## GIVEN PROBLEM
Reproduce the material that follows line for line, with every character unchanged, and omit the images from your copy.

## MATERIALS PROVIDED
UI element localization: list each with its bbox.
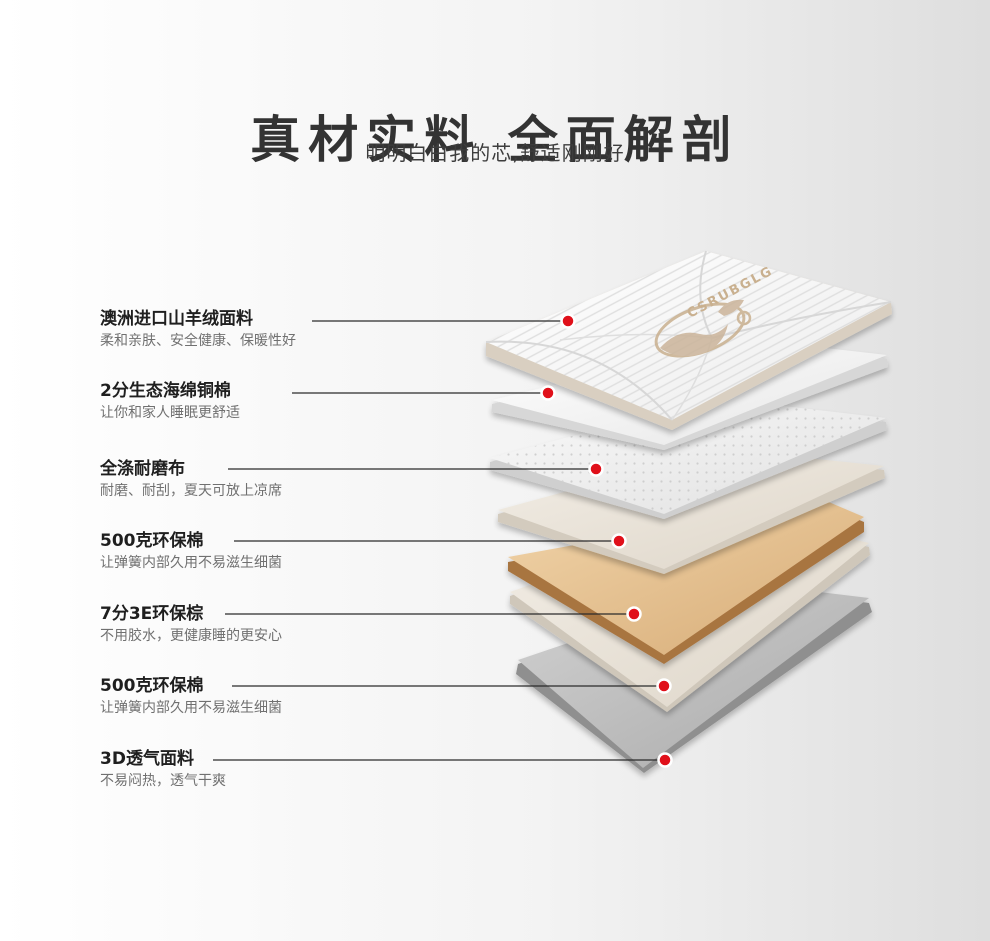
layer-name: 全涤耐磨布 xyxy=(100,459,185,479)
layer-cotton-top-sheet xyxy=(498,449,885,574)
page-title: 真材实料 全面解剖 xyxy=(250,110,740,169)
layer-desc: 不易闷热，透气干爽 xyxy=(100,773,226,789)
layer-name: 500克环保棉 xyxy=(100,676,204,696)
layer-callout-5: 7分3E环保棕 不用胶水，更健康睡的更安心 xyxy=(100,603,282,646)
layer-name: 澳洲进口山羊绒面料 xyxy=(100,309,253,329)
layer-name: 500克环保棉 xyxy=(100,531,204,551)
leader-lines xyxy=(213,320,665,761)
layer-callout-6: 500克环保棉 让弹簧内部久用不易滋生细菌 xyxy=(100,675,282,718)
layer-desc: 让弹簧内部久用不易滋生细菌 xyxy=(100,555,282,571)
red-dot-marker xyxy=(657,752,673,768)
layer-callout-1: 澳洲进口山羊绒面料 柔和亲肤、安全健康、保暖性好 xyxy=(100,308,296,351)
layer-desc: 不用胶水，更健康睡的更安心 xyxy=(100,628,282,644)
layer-callout-4: 500克环保棉 让弹簧内部久用不易滋生细菌 xyxy=(100,530,282,573)
layer-callout-7: 3D透气面料 不易闷热，透气干爽 xyxy=(100,748,226,791)
red-dot-marker xyxy=(540,385,556,401)
layer-callout-3: 全涤耐磨布 耐磨、耐刮，夏天可放上凉席 xyxy=(100,458,282,501)
layer-callout-2: 2分生态海绵铜棉 让你和家人睡眠更舒适 xyxy=(100,380,240,423)
layer-desc: 耐磨、耐刮，夏天可放上凉席 xyxy=(100,483,282,499)
red-dot-marker xyxy=(626,606,642,622)
layer-wear-resistant-sheet xyxy=(490,398,887,519)
layer-desc: 柔和亲肤、安全健康、保暖性好 xyxy=(100,333,296,349)
red-dot-marker xyxy=(656,678,672,694)
layer-name: 3D透气面料 xyxy=(100,749,194,769)
markers xyxy=(540,313,673,768)
layer-coconut-fiber-sheet xyxy=(508,500,864,664)
goat-crest-logo xyxy=(654,299,752,358)
red-dot-marker xyxy=(611,533,627,549)
red-dot-marker xyxy=(560,313,576,329)
layer-desc: 让弹簧内部久用不易滋生细菌 xyxy=(100,700,282,716)
layer-desc: 让你和家人睡眠更舒适 xyxy=(100,405,240,421)
red-dot-marker xyxy=(588,461,604,477)
layer-cashmere-quilt: CSRUBGLG xyxy=(485,250,892,430)
layer-name: 7分3E环保棕 xyxy=(100,604,204,624)
layer-name: 2分生态海绵铜棉 xyxy=(100,381,231,401)
page-subtitle: 明明白白我的芯,舒适刚刚好 xyxy=(365,141,625,165)
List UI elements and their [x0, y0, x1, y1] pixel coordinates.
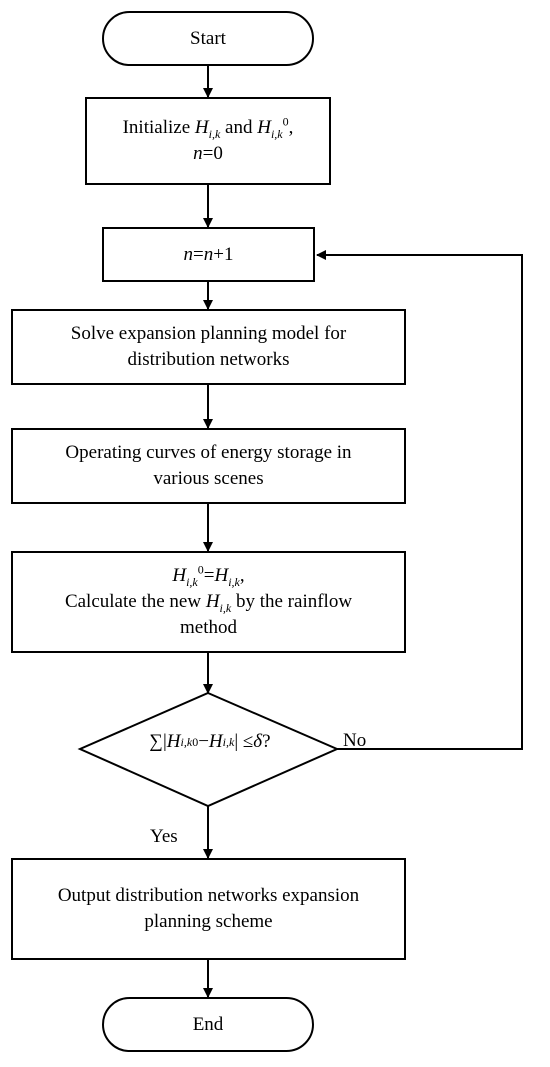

## THE RESPONSE
UI element localization: list each with its bbox.
layer-name: 全涤耐磨布 xyxy=(100,459,185,479)
layer-cotton-top-sheet xyxy=(498,449,885,574)
page-title: 真材实料 全面解剖 xyxy=(250,110,740,169)
layer-desc: 不易闷热，透气干爽 xyxy=(100,773,226,789)
layer-name: 500克环保棉 xyxy=(100,676,204,696)
layer-callout-5: 7分3E环保棕 不用胶水，更健康睡的更安心 xyxy=(100,603,282,646)
layer-name: 澳洲进口山羊绒面料 xyxy=(100,309,253,329)
layer-name: 500克环保棉 xyxy=(100,531,204,551)
leader-lines xyxy=(213,320,665,761)
layer-callout-6: 500克环保棉 让弹簧内部久用不易滋生细菌 xyxy=(100,675,282,718)
layer-desc: 让弹簧内部久用不易滋生细菌 xyxy=(100,555,282,571)
red-dot-marker xyxy=(657,752,673,768)
layer-callout-1: 澳洲进口山羊绒面料 柔和亲肤、安全健康、保暖性好 xyxy=(100,308,296,351)
layer-desc: 不用胶水，更健康睡的更安心 xyxy=(100,628,282,644)
layer-callout-4: 500克环保棉 让弹簧内部久用不易滋生细菌 xyxy=(100,530,282,573)
layer-callout-7: 3D透气面料 不易闷热，透气干爽 xyxy=(100,748,226,791)
red-dot-marker xyxy=(540,385,556,401)
layer-callout-3: 全涤耐磨布 耐磨、耐刮，夏天可放上凉席 xyxy=(100,458,282,501)
layer-callout-2: 2分生态海绵铜棉 让你和家人睡眠更舒适 xyxy=(100,380,240,423)
layer-desc: 耐磨、耐刮，夏天可放上凉席 xyxy=(100,483,282,499)
red-dot-marker xyxy=(626,606,642,622)
layer-wear-resistant-sheet xyxy=(490,398,887,519)
layer-desc: 柔和亲肤、安全健康、保暖性好 xyxy=(100,333,296,349)
red-dot-marker xyxy=(656,678,672,694)
layer-name: 3D透气面料 xyxy=(100,749,194,769)
markers xyxy=(540,313,673,768)
layer-coconut-fiber-sheet xyxy=(508,500,864,664)
goat-crest-logo xyxy=(654,299,752,358)
red-dot-marker xyxy=(611,533,627,549)
red-dot-marker xyxy=(560,313,576,329)
layer-desc: 让弹簧内部久用不易滋生细菌 xyxy=(100,700,282,716)
layer-desc: 让你和家人睡眠更舒适 xyxy=(100,405,240,421)
red-dot-marker xyxy=(588,461,604,477)
layer-cashmere-quilt: CSRUBGLG xyxy=(485,250,892,430)
layer-name: 7分3E环保棕 xyxy=(100,604,204,624)
layer-name: 2分生态海绵铜棉 xyxy=(100,381,231,401)
page-subtitle: 明明白白我的芯,舒适刚刚好 xyxy=(365,141,625,165)
List UI elements and their [x0, y0, x1, y1] pixel coordinates.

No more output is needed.